TASK DETAILS: Retype all of the entries word for word.

DATA SHOWN:
========
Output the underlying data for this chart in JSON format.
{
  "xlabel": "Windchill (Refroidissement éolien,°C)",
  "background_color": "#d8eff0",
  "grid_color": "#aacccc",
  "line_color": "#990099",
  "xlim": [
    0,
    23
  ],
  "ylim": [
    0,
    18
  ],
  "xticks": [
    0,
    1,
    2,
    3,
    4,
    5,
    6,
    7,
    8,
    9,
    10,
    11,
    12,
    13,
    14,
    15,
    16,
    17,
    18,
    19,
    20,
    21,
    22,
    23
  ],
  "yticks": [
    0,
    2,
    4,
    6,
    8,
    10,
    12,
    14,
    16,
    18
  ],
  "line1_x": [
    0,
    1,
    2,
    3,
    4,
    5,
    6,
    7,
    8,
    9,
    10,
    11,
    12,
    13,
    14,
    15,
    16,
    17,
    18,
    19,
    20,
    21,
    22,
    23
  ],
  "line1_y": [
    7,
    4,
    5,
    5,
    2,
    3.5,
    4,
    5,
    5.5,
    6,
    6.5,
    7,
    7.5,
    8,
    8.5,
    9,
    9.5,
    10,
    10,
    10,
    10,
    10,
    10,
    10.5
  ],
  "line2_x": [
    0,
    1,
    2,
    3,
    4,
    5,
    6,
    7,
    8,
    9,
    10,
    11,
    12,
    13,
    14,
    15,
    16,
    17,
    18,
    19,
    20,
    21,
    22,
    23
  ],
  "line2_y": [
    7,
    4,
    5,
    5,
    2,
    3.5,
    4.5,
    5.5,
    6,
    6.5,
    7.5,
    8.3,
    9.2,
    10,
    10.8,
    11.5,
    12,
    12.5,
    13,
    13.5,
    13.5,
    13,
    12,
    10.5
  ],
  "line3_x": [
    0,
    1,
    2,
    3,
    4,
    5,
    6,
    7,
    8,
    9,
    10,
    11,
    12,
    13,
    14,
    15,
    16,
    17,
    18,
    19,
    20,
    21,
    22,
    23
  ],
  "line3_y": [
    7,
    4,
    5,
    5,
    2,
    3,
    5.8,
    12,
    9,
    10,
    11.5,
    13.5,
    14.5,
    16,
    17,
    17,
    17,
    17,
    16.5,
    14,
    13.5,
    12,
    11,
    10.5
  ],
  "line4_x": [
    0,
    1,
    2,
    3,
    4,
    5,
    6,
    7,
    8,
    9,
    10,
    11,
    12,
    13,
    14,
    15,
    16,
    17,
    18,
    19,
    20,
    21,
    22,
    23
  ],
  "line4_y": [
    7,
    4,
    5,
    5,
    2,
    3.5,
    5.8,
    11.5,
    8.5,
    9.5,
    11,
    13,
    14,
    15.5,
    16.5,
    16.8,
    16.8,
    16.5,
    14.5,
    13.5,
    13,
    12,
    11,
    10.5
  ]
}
========
FINAL RESULT:
Output the underlying data for this chart in JSON format.
{
  "xlabel": "Windchill (Refroidissement éolien,°C)",
  "background_color": "#d8eff0",
  "grid_color": "#aacccc",
  "line_color": "#990099",
  "xlim": [
    0,
    23
  ],
  "ylim": [
    0,
    18
  ],
  "xticks": [
    0,
    1,
    2,
    3,
    4,
    5,
    6,
    7,
    8,
    9,
    10,
    11,
    12,
    13,
    14,
    15,
    16,
    17,
    18,
    19,
    20,
    21,
    22,
    23
  ],
  "yticks": [
    0,
    2,
    4,
    6,
    8,
    10,
    12,
    14,
    16,
    18
  ],
  "line1_x": [
    0,
    1,
    2,
    3,
    4,
    5,
    6,
    7,
    8,
    9,
    10,
    11,
    12,
    13,
    14,
    15,
    16,
    17,
    18,
    19,
    20,
    21,
    22,
    23
  ],
  "line1_y": [
    7,
    4,
    5,
    5,
    2,
    3.5,
    4,
    5,
    5.5,
    6,
    6.5,
    7,
    7.5,
    8,
    8.5,
    9,
    9.5,
    10,
    10,
    10,
    10,
    10,
    10,
    10.5
  ],
  "line2_x": [
    0,
    1,
    2,
    3,
    4,
    5,
    6,
    7,
    8,
    9,
    10,
    11,
    12,
    13,
    14,
    15,
    16,
    17,
    18,
    19,
    20,
    21,
    22,
    23
  ],
  "line2_y": [
    7,
    4,
    5,
    5,
    2,
    3.5,
    4.5,
    5.5,
    6,
    6.5,
    7.5,
    8.3,
    9.2,
    10,
    10.8,
    11.5,
    12,
    12.5,
    13,
    13.5,
    13.5,
    13,
    12,
    10.5
  ],
  "line3_x": [
    0,
    1,
    2,
    3,
    4,
    5,
    6,
    7,
    8,
    9,
    10,
    11,
    12,
    13,
    14,
    15,
    16,
    17,
    18,
    19,
    20,
    21,
    22,
    23
  ],
  "line3_y": [
    7,
    4,
    5,
    5,
    2,
    3,
    5.8,
    12,
    9,
    10,
    11.5,
    13.5,
    14.5,
    16,
    17,
    17,
    17,
    17,
    16.5,
    14,
    13.5,
    12,
    11,
    10.5
  ],
  "line4_x": [
    0,
    1,
    2,
    3,
    4,
    5,
    6,
    7,
    8,
    9,
    10,
    11,
    12,
    13,
    14,
    15,
    16,
    17,
    18,
    19,
    20,
    21,
    22,
    23
  ],
  "line4_y": [
    7,
    4,
    5,
    5,
    2,
    3.5,
    5.8,
    11.5,
    8.5,
    9.5,
    11,
    13,
    14,
    15.5,
    16.5,
    16.8,
    16.8,
    16.5,
    14.5,
    13.5,
    13,
    12,
    11,
    10.5
  ]
}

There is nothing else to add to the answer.